### AIM
Scan the records for the word "into". Copy each line that includes it.

### RECORDS FOR THIS TASK
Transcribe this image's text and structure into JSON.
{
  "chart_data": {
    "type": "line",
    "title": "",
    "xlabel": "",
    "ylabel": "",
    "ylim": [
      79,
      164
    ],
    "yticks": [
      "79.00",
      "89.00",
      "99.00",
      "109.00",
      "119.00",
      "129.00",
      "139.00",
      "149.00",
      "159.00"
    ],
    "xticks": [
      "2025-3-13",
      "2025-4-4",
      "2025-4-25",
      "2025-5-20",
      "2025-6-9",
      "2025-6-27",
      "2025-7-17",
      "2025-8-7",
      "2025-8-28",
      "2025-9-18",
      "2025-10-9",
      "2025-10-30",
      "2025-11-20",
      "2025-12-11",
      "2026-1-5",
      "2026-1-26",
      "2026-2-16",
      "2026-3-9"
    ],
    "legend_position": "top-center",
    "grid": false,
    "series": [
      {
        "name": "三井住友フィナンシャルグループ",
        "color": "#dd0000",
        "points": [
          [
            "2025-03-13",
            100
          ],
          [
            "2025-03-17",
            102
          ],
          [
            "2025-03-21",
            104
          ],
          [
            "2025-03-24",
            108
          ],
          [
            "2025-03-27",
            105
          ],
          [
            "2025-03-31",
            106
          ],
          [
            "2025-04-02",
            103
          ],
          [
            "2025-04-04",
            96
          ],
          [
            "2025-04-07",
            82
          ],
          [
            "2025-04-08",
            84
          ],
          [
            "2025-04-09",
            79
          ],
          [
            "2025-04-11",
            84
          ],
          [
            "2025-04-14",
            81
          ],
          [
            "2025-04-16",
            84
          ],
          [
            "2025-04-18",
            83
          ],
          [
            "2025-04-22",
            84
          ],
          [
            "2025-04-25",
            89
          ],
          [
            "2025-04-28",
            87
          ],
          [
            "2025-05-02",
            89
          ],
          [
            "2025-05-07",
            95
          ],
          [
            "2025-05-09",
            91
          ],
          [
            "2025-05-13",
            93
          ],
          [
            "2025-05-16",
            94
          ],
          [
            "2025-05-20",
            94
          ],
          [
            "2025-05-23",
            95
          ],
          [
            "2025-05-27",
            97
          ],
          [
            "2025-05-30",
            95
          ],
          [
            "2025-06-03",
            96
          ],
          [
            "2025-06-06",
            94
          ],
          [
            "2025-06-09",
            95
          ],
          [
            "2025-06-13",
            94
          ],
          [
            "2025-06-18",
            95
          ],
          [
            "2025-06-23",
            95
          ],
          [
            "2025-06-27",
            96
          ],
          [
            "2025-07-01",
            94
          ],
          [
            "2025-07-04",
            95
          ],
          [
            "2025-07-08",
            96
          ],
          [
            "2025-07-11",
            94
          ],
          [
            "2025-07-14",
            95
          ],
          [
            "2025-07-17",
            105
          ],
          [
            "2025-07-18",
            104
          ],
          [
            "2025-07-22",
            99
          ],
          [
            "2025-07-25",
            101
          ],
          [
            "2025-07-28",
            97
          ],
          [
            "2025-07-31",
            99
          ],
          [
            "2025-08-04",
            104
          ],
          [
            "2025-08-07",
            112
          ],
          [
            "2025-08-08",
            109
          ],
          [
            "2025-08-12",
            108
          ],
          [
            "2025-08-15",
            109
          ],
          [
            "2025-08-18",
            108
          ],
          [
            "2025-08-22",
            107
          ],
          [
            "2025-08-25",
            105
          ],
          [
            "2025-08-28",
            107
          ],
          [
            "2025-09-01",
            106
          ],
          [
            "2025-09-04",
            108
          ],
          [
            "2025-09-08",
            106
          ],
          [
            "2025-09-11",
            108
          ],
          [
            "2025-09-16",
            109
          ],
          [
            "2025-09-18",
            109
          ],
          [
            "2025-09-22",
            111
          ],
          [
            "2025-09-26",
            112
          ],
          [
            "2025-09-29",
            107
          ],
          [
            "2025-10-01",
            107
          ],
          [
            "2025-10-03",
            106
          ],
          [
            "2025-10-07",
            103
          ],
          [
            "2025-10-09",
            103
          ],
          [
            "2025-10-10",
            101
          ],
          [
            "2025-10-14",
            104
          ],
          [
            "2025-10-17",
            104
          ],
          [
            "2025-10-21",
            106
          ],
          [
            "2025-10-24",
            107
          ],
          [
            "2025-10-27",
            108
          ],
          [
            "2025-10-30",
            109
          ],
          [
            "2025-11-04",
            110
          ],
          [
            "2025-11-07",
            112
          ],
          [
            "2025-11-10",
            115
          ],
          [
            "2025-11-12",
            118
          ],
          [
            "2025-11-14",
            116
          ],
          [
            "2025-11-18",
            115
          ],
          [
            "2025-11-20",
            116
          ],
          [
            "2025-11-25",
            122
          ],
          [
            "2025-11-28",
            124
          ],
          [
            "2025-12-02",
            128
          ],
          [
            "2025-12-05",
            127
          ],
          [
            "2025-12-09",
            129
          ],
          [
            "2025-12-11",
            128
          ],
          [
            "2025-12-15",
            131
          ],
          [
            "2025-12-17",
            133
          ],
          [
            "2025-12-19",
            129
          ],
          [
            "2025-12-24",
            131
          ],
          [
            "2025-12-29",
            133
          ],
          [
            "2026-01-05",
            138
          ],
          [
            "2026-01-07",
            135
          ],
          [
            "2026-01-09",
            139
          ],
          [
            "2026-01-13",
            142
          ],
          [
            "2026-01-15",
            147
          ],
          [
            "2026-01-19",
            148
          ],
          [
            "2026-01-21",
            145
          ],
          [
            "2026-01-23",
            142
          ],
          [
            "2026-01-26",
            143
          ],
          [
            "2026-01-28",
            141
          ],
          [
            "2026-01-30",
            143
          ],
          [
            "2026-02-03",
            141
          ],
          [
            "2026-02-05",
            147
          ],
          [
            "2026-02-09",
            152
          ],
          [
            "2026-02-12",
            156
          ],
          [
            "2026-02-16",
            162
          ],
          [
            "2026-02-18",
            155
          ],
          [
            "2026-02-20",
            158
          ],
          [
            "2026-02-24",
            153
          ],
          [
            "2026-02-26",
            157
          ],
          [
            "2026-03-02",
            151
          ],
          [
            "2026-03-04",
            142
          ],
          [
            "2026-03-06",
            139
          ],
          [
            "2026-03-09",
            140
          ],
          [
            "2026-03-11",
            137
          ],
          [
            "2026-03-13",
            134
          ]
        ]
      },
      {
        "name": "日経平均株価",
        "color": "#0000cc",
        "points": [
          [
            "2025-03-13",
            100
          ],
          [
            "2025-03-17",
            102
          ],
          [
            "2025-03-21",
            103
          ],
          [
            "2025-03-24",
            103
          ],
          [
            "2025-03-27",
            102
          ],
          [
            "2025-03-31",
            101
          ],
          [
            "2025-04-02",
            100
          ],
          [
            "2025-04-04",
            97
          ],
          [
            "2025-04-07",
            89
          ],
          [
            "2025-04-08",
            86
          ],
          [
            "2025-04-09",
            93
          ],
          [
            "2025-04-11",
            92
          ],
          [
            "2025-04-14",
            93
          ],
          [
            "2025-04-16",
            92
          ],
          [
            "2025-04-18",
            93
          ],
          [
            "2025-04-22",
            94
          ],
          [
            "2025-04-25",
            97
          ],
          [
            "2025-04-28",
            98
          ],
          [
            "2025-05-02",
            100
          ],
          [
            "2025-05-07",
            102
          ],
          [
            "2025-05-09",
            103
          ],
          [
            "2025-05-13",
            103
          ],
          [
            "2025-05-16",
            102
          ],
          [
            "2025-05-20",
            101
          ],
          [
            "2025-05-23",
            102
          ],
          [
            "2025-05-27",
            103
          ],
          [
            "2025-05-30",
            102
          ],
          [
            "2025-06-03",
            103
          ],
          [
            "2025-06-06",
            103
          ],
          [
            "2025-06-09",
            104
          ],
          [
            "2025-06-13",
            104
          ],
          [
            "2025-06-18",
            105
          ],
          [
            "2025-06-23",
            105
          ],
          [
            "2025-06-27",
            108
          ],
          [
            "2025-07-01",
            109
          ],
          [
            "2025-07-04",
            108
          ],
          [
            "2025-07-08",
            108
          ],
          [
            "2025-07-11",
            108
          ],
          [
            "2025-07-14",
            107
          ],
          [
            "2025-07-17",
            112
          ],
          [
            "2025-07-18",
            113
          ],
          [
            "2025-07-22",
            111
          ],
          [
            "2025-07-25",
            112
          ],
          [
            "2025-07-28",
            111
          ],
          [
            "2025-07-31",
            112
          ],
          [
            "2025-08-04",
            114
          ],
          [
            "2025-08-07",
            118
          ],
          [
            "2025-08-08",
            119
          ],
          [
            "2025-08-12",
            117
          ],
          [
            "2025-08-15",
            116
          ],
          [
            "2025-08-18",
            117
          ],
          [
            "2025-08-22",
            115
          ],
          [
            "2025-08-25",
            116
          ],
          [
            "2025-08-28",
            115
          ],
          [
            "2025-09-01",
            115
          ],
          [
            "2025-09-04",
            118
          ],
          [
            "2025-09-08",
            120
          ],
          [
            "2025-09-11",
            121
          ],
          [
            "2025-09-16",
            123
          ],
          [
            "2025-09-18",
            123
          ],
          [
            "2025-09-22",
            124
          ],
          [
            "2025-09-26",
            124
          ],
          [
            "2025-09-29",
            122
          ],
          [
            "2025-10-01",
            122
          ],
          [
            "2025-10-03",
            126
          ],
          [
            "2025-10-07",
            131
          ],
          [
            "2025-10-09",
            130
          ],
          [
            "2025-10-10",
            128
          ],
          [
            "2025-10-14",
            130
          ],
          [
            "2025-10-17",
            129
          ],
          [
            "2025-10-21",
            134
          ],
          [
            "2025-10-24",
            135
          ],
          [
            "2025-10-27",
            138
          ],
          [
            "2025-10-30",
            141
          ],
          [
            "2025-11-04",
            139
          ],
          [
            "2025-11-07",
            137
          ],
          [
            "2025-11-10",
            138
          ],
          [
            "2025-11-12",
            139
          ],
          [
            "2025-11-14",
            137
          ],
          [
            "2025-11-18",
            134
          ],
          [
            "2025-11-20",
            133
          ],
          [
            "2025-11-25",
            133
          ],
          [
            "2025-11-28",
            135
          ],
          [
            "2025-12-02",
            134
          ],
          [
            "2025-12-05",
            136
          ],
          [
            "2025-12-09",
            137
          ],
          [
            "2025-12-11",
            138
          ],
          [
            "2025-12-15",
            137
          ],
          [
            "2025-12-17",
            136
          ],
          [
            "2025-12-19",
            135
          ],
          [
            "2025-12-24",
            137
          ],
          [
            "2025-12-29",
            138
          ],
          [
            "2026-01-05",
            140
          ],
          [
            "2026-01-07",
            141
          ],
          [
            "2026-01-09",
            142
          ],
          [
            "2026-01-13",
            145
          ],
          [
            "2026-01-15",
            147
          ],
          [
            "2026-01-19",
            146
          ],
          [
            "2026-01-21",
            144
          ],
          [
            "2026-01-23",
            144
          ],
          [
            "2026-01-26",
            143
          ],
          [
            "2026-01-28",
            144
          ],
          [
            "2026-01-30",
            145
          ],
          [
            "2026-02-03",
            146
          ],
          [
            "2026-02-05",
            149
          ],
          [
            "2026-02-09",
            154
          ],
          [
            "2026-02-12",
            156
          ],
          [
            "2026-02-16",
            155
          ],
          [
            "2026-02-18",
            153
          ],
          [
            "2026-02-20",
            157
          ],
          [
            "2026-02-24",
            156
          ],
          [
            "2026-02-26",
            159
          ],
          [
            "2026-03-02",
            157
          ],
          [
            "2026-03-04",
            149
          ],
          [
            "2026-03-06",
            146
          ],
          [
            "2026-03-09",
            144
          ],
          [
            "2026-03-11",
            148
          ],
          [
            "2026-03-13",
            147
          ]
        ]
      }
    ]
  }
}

* * *

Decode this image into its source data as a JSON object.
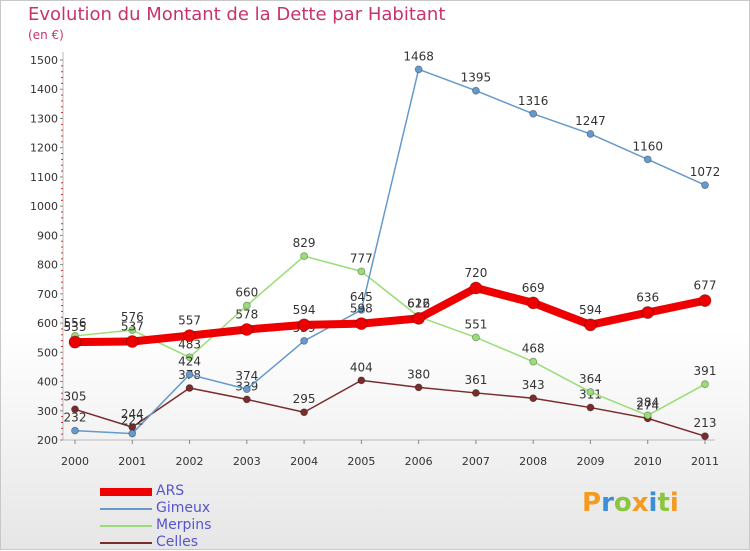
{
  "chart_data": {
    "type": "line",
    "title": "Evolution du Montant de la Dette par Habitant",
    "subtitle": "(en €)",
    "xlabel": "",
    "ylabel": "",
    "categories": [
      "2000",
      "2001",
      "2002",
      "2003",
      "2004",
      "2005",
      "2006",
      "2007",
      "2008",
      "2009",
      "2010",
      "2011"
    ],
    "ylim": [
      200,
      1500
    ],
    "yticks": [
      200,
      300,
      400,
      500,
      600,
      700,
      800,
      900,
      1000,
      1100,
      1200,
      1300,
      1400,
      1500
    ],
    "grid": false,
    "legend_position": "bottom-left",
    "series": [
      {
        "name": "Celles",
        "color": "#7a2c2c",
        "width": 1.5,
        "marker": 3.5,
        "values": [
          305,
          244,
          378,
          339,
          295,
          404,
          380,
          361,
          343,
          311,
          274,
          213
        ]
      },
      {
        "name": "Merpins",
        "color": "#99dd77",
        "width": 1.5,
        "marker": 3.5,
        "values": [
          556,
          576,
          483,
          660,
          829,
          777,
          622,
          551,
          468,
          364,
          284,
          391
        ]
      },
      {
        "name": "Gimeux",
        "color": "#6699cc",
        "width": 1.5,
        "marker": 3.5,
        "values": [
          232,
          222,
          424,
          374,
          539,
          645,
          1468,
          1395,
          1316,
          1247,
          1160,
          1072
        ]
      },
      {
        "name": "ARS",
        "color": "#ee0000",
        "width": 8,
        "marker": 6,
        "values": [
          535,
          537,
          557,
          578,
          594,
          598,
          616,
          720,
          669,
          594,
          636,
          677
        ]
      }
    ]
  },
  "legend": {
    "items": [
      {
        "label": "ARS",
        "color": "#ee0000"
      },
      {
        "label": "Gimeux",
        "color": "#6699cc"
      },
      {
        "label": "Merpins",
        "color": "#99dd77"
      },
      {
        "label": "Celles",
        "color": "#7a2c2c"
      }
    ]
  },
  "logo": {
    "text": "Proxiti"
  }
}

...

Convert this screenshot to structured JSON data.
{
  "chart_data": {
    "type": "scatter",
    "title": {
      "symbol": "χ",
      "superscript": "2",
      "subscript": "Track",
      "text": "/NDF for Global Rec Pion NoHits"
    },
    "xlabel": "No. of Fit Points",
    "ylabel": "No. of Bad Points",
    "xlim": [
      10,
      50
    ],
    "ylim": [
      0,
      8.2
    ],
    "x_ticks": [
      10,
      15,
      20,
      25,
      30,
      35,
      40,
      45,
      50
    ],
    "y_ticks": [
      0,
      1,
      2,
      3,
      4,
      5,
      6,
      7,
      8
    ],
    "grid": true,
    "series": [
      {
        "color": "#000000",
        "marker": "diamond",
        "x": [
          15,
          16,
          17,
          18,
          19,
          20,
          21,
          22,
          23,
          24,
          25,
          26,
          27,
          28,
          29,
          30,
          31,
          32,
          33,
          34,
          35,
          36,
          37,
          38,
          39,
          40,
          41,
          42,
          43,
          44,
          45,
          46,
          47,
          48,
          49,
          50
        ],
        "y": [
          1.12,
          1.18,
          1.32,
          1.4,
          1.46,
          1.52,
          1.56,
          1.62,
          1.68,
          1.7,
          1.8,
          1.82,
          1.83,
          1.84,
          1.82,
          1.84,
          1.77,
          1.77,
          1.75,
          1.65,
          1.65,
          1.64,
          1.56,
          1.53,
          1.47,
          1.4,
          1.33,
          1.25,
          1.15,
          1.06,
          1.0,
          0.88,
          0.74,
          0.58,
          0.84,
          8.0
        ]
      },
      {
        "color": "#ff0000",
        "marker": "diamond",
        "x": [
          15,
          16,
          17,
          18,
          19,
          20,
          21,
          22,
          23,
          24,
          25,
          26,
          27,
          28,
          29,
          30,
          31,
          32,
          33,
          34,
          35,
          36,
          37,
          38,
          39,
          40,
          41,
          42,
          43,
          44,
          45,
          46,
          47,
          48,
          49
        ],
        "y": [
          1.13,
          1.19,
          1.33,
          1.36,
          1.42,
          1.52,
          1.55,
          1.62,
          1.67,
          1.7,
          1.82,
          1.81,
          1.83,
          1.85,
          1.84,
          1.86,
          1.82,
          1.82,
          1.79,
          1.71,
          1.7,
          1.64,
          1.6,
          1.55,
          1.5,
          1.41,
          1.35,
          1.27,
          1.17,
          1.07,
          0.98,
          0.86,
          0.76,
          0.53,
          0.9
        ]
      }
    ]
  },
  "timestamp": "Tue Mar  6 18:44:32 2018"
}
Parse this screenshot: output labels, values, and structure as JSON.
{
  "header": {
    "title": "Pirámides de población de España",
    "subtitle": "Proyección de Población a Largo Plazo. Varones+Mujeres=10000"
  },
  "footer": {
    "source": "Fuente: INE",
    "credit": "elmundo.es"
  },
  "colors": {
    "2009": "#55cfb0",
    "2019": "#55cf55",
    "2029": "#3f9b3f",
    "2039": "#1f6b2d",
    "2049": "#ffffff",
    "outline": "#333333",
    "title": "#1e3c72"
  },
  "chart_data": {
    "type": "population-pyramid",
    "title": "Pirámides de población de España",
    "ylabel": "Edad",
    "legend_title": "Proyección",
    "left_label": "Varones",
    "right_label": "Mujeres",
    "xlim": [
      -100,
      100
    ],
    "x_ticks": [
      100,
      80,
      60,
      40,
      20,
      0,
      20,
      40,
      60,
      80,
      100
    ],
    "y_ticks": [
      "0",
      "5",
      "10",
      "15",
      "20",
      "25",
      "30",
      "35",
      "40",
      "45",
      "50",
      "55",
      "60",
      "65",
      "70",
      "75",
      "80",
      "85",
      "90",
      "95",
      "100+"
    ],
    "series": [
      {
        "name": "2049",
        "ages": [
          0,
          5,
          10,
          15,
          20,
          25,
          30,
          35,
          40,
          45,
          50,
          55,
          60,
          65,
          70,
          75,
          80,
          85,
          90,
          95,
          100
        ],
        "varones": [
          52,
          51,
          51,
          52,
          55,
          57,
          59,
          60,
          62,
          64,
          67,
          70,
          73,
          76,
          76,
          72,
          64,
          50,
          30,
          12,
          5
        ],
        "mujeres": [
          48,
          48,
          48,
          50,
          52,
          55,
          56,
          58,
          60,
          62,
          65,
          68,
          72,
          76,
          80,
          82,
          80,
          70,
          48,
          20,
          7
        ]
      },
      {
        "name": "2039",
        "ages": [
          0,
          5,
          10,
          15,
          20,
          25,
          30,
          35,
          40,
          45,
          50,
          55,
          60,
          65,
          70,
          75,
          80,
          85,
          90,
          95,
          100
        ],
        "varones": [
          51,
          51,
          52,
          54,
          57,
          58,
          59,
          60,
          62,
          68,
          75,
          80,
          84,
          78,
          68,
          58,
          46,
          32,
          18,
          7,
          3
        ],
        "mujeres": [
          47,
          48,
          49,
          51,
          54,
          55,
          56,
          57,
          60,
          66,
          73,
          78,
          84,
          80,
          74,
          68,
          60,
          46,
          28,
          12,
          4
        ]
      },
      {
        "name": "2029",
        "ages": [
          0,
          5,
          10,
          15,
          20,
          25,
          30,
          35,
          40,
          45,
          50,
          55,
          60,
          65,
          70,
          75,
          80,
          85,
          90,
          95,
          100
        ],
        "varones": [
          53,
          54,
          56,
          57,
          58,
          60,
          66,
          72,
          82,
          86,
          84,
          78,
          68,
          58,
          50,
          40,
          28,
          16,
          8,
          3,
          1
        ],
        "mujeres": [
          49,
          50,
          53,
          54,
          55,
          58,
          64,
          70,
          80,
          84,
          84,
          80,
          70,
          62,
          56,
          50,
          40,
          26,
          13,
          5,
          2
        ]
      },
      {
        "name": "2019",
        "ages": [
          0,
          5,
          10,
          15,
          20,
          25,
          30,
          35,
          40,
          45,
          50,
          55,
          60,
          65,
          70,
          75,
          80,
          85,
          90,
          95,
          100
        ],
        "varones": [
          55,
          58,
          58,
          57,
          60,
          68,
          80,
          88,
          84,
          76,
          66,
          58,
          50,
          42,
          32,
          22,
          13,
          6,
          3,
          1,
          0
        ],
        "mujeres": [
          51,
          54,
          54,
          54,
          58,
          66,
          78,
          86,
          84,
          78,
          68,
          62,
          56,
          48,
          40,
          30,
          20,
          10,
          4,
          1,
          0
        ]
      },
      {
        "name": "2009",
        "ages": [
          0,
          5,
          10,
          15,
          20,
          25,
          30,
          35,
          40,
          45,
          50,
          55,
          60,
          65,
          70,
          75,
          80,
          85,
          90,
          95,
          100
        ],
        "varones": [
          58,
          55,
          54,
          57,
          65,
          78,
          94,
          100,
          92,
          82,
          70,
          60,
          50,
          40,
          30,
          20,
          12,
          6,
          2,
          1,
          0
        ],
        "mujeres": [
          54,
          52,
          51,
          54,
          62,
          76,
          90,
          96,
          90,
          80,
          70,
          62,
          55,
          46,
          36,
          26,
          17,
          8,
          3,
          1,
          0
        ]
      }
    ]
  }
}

### REPLY
Transcribe this image's text and structure into JSON.
Decode this image into its source data as a JSON object.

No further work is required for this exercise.